Problem description – Report every line in the listing below where the string "name" shows up.

Raw records –

.....

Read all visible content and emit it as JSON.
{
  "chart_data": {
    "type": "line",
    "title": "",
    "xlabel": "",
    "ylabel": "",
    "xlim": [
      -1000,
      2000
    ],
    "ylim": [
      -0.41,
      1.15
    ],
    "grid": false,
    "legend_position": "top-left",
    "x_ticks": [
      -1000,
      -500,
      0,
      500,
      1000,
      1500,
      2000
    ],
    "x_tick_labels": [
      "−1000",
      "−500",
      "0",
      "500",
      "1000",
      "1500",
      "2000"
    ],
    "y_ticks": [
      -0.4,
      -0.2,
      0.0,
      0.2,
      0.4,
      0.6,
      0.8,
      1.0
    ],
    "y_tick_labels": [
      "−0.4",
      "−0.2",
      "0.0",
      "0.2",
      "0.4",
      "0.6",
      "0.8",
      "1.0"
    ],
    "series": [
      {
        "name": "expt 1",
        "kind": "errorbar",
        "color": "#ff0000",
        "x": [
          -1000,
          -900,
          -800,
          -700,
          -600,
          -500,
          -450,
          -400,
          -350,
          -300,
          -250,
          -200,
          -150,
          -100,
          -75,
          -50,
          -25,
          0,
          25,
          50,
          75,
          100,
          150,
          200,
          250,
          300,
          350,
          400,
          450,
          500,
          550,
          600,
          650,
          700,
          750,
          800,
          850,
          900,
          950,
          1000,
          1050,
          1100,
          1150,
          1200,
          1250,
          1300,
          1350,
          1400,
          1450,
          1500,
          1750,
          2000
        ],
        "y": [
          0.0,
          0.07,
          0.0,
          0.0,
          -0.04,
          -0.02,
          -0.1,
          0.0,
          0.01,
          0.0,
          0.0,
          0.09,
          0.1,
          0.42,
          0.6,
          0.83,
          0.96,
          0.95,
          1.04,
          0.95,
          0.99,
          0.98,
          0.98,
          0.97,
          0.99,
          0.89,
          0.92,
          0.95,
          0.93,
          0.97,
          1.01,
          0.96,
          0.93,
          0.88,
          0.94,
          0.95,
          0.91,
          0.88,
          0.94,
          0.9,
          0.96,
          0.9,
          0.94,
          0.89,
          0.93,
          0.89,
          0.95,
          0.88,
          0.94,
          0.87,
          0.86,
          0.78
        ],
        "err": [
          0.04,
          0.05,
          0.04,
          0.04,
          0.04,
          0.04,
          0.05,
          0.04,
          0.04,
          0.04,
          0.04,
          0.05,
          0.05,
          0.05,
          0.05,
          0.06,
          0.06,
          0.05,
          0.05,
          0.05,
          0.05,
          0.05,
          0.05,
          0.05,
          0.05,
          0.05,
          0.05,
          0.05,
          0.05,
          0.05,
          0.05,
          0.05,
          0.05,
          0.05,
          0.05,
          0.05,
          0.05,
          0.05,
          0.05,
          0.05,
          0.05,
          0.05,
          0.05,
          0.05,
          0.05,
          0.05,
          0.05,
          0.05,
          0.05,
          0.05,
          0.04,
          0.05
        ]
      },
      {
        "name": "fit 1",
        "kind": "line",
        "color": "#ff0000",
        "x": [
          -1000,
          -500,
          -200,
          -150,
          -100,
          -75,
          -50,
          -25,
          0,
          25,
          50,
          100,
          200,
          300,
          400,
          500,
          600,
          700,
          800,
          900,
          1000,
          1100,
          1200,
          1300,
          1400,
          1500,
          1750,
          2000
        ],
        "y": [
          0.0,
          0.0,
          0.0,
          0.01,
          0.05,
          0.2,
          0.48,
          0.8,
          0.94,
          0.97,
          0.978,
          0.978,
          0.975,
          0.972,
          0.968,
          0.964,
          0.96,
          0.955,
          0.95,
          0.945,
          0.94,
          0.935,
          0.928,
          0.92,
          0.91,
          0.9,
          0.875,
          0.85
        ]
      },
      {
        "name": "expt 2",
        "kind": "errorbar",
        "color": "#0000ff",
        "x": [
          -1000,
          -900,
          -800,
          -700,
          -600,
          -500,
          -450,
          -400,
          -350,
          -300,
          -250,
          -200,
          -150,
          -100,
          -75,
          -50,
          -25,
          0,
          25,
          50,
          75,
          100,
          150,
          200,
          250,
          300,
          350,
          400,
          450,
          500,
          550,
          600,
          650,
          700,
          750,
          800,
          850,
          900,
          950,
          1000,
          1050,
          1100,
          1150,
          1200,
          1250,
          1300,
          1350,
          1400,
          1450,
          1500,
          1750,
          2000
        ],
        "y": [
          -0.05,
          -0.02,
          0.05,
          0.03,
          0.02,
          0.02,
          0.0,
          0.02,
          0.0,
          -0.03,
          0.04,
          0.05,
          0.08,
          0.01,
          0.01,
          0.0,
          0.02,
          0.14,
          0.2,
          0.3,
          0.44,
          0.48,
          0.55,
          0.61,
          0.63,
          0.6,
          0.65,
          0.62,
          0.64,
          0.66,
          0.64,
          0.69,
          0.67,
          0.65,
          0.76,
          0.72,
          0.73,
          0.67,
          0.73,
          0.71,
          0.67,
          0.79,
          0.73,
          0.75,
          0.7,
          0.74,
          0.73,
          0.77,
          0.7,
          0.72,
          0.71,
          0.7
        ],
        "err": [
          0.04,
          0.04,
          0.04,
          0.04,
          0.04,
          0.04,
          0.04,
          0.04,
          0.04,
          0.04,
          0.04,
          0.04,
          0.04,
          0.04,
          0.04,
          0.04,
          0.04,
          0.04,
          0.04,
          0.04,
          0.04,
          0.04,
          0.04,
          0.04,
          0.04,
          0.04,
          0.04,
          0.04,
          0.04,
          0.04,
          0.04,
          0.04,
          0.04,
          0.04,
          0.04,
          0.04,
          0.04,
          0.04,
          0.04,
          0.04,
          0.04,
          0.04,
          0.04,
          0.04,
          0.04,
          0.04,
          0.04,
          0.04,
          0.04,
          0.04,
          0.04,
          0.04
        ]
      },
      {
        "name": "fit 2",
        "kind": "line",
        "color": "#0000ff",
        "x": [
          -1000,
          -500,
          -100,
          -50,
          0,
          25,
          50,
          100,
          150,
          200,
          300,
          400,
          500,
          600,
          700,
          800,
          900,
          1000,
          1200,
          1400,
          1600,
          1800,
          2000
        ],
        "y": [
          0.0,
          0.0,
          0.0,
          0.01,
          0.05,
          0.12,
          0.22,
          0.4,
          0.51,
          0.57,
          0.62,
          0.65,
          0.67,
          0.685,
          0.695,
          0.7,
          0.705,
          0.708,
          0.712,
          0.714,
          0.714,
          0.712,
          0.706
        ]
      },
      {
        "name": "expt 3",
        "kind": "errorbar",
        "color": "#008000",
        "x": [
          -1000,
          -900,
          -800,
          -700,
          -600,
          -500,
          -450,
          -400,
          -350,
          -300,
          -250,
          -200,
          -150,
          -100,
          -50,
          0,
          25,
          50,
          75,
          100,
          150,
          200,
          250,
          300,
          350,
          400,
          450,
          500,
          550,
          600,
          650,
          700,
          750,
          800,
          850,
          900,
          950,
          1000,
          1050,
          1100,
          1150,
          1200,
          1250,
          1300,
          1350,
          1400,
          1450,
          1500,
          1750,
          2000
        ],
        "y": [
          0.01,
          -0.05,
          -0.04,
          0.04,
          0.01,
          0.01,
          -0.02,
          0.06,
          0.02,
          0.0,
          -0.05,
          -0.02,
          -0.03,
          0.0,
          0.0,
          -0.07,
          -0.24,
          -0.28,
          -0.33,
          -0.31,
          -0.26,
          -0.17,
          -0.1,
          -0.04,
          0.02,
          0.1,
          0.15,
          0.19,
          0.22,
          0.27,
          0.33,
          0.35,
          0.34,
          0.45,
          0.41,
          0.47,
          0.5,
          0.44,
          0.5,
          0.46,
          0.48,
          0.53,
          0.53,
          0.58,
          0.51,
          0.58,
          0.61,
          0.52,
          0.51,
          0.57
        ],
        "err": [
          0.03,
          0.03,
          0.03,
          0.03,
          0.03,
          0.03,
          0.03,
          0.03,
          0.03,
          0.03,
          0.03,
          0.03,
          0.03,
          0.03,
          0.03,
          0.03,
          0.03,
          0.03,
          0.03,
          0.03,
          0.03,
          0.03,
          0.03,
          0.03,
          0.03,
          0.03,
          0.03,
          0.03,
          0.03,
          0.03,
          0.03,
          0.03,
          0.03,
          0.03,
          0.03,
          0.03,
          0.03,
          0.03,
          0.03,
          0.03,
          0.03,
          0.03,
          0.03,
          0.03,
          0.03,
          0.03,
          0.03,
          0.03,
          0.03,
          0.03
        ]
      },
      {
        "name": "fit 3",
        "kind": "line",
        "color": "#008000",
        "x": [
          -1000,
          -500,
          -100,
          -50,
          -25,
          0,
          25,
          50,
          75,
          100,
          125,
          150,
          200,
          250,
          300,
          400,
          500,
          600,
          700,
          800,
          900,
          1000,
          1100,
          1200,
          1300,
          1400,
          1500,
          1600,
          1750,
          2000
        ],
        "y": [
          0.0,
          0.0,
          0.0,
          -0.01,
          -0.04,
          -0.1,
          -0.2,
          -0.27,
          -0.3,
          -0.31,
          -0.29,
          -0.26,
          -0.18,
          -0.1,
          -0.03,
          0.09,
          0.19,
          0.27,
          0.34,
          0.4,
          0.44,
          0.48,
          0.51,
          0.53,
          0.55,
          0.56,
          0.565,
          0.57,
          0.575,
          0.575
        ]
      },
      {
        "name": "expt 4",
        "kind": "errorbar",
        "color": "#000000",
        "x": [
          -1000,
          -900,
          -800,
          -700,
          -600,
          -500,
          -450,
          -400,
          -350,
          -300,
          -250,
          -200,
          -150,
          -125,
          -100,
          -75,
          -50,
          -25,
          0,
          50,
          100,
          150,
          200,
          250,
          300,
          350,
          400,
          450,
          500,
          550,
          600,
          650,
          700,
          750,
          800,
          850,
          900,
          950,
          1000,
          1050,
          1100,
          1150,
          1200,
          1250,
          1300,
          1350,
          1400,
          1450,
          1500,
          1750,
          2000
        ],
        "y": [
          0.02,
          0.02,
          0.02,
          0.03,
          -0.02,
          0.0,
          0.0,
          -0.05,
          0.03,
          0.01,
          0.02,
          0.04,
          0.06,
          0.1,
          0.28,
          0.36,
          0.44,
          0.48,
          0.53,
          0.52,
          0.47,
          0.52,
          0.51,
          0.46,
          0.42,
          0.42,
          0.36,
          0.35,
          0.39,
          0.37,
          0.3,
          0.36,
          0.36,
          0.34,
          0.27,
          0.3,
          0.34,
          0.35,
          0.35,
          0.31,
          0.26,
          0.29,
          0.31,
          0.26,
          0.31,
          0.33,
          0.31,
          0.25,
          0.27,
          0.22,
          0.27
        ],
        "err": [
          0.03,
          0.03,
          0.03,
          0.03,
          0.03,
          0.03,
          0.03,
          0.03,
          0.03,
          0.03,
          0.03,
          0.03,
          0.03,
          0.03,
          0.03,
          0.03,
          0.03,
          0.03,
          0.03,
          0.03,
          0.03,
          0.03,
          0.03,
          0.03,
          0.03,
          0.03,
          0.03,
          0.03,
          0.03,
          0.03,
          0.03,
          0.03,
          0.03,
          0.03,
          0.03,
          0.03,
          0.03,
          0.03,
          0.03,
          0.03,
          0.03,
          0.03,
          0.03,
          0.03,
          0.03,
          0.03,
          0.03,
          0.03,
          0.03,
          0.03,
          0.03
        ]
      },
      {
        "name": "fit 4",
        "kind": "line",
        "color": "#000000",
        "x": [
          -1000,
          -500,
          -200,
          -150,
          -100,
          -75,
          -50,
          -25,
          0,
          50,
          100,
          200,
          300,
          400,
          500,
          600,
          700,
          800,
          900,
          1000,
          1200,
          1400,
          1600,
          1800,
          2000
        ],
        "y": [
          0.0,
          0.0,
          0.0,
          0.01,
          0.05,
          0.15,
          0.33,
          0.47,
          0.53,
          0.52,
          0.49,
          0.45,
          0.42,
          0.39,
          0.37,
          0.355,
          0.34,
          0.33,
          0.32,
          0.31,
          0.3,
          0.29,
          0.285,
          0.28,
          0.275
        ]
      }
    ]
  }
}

.....

Output for this exercise –
        "name": "expt 1",
        "name": "fit 1",
        "name": "expt 2",
        "name": "fit 2",
        "name": "expt 3",
        "name": "fit 3",
        "name": "expt 4",
        "name": "fit 4",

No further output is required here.